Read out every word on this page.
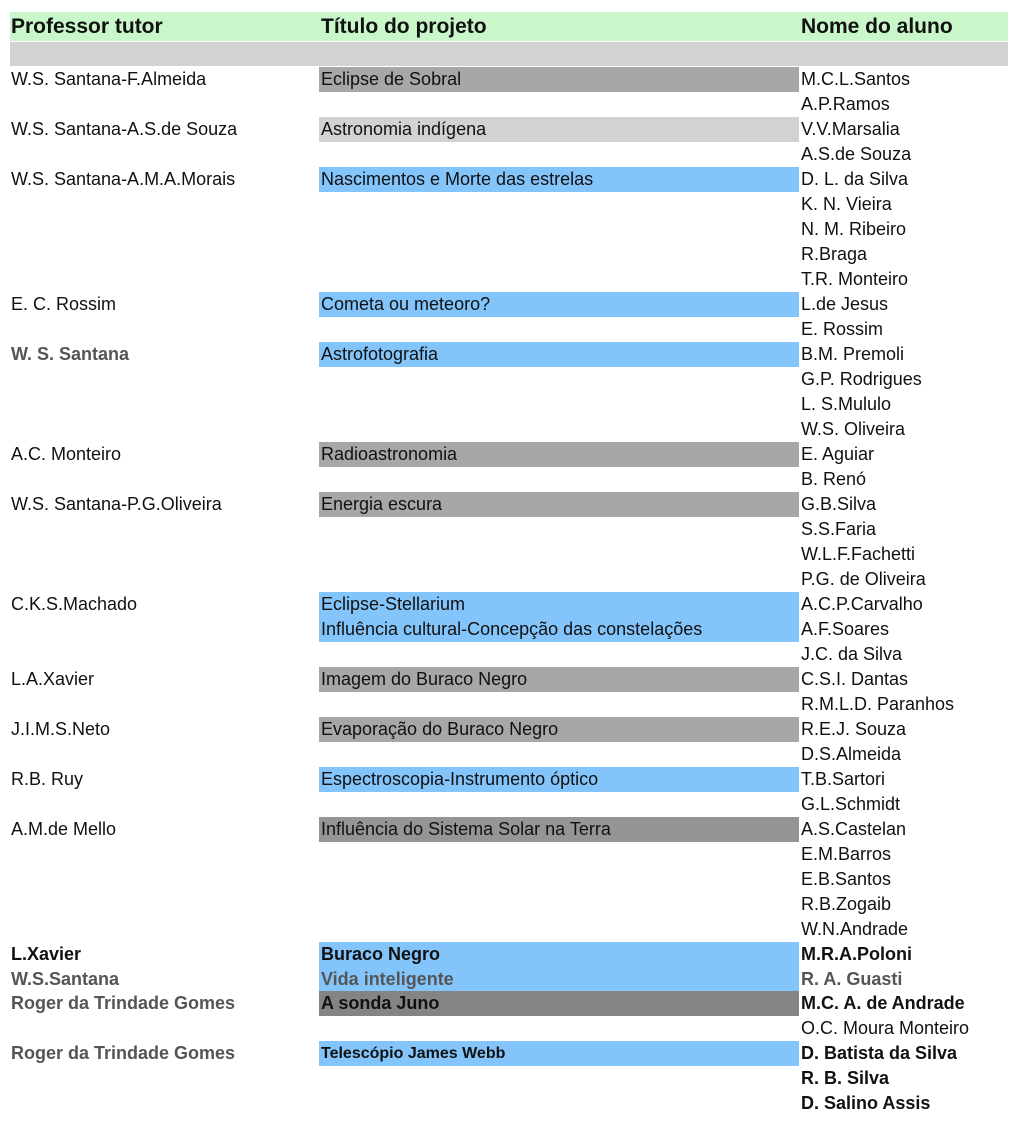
Professor tutor	Título do projeto	Nome do aluno
W.S. Santana-F.Almeida	Eclipse de Sobral	M.C.L.Santos
A.P.Ramos
W.S. Santana-A.S.de Souza	Astronomia indígena	V.V.Marsalia
A.S.de Souza
W.S. Santana-A.M.A.Morais	Nascimentos e Morte das estrelas	D. L. da Silva
K. N. Vieira
N. M. Ribeiro
R.Braga
T.R. Monteiro
E. C. Rossim	Cometa ou meteoro?	L.de Jesus
E. Rossim
W. S. Santana	Astrofotografia	B.M. Premoli
G.P. Rodrigues
L. S.Mululo
W.S. Oliveira
A.C. Monteiro	Radioastronomia	E. Aguiar
B. Renó
W.S. Santana-P.G.Oliveira	Energia escura	G.B.Silva
S.S.Faria
W.L.F.Fachetti
P.G. de Oliveira
C.K.S.Machado	Eclipse-Stellarium	A.C.P.Carvalho
Influência cultural-Concepção das constelações	A.F.Soares
J.C. da Silva
L.A.Xavier	Imagem do Buraco Negro	C.S.I. Dantas
R.M.L.D. Paranhos
J.I.M.S.Neto	Evaporação do Buraco Negro	R.E.J. Souza
D.S.Almeida
R.B. Ruy	Espectroscopia-Instrumento óptico	T.B.Sartori
G.L.Schmidt
A.M.de Mello	Influência do Sistema Solar na Terra	A.S.Castelan
E.M.Barros
E.B.Santos
R.B.Zogaib
W.N.Andrade
L.Xavier	Buraco Negro	M.R.A.Poloni
W.S.Santana	Vida inteligente	R. A. Guasti
Roger da Trindade Gomes	A sonda Juno	M.C. A. de Andrade
O.C. Moura Monteiro
Roger da Trindade Gomes	Telescópio James Webb	D. Batista da Silva
R. B. Silva
D. Salino Assis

- [Description of the task]: Show all lines from the records above where the word "Xavier" occurs.

- [Exercise output]:
L.A.Xavier	Imagem do Buraco Negro	C.S.I. Dantas
L.Xavier	Buraco Negro	M.R.A.Poloni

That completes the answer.